In how many lines of the data does the word "彼不知我也" appear? Give the number by itself.

^^^^^^^^^^^^^^^^

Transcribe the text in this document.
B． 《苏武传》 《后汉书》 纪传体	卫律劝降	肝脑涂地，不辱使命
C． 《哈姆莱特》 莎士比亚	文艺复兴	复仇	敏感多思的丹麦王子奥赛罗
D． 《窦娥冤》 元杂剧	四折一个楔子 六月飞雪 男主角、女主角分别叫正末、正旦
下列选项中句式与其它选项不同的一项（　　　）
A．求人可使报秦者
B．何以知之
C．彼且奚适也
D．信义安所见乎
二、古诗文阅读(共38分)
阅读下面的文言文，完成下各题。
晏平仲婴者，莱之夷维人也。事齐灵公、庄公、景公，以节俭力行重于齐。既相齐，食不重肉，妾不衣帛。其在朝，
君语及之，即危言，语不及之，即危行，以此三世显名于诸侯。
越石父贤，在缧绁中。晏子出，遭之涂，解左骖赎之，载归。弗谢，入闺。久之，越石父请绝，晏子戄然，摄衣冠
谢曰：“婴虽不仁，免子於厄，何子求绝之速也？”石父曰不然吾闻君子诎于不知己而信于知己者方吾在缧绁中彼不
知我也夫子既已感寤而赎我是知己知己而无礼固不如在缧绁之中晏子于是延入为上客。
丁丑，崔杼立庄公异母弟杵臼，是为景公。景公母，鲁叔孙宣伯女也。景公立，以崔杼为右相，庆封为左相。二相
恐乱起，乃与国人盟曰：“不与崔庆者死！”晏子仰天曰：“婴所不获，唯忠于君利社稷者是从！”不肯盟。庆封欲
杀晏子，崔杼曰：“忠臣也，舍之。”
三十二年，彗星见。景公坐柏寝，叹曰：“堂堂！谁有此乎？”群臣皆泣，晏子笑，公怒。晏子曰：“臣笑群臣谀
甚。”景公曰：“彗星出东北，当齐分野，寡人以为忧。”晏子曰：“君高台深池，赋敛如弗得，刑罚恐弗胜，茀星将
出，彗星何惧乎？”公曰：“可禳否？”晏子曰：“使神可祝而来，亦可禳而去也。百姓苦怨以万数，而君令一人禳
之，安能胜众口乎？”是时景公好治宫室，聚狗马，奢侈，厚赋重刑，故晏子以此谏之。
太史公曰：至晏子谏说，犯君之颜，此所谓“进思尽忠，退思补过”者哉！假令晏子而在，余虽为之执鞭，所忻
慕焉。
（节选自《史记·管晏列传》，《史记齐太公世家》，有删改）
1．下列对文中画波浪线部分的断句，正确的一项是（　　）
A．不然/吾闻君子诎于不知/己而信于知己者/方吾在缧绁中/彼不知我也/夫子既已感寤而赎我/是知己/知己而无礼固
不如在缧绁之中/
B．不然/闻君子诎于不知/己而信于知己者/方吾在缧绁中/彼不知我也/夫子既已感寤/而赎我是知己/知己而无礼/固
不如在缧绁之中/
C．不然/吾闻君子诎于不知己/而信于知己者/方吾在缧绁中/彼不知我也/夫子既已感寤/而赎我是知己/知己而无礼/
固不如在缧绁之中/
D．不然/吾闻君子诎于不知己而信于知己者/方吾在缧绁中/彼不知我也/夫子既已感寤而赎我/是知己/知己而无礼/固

^^^^^^^^^^^^^^^^

### Answer
4